# Start of RECORDS SUPPLIED

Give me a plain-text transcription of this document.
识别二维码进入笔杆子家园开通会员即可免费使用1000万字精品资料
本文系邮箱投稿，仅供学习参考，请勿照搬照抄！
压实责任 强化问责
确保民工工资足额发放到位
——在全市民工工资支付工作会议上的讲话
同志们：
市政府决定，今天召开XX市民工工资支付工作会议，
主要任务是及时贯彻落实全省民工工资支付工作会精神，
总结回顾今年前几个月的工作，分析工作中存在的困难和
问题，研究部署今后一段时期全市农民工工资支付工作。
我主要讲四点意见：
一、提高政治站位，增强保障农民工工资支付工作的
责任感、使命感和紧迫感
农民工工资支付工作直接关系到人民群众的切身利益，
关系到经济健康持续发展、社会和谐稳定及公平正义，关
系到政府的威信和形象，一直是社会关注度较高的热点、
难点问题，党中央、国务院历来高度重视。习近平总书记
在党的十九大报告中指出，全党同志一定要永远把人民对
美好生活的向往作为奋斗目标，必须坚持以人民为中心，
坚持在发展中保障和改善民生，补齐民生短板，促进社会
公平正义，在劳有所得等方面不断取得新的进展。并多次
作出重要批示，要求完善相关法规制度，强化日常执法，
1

# End of RECORDS SUPPLIED

__WHAT YOU SHOULD DO__. Copy out the data shown above without altering anything.

__THE OUTPUT__.
Give me a plain-text transcription of this document.
识别二维码进入笔杆子家园开通会员即可免费使用1000万字精品资料
本文系邮箱投稿，仅供学习参考，请勿照搬照抄！
压实责任 强化问责
确保民工工资足额发放到位
——在全市民工工资支付工作会议上的讲话
同志们：
市政府决定，今天召开XX市民工工资支付工作会议，
主要任务是及时贯彻落实全省民工工资支付工作会精神，
总结回顾今年前几个月的工作，分析工作中存在的困难和
问题，研究部署今后一段时期全市农民工工资支付工作。
我主要讲四点意见：
一、提高政治站位，增强保障农民工工资支付工作的
责任感、使命感和紧迫感
农民工工资支付工作直接关系到人民群众的切身利益，
关系到经济健康持续发展、社会和谐稳定及公平正义，关
系到政府的威信和形象，一直是社会关注度较高的热点、
难点问题，党中央、国务院历来高度重视。习近平总书记
在党的十九大报告中指出，全党同志一定要永远把人民对
美好生活的向往作为奋斗目标，必须坚持以人民为中心，
坚持在发展中保障和改善民生，补齐民生短板，促进社会
公平正义，在劳有所得等方面不断取得新的进展。并多次
作出重要批示，要求完善相关法规制度，强化日常执法，
1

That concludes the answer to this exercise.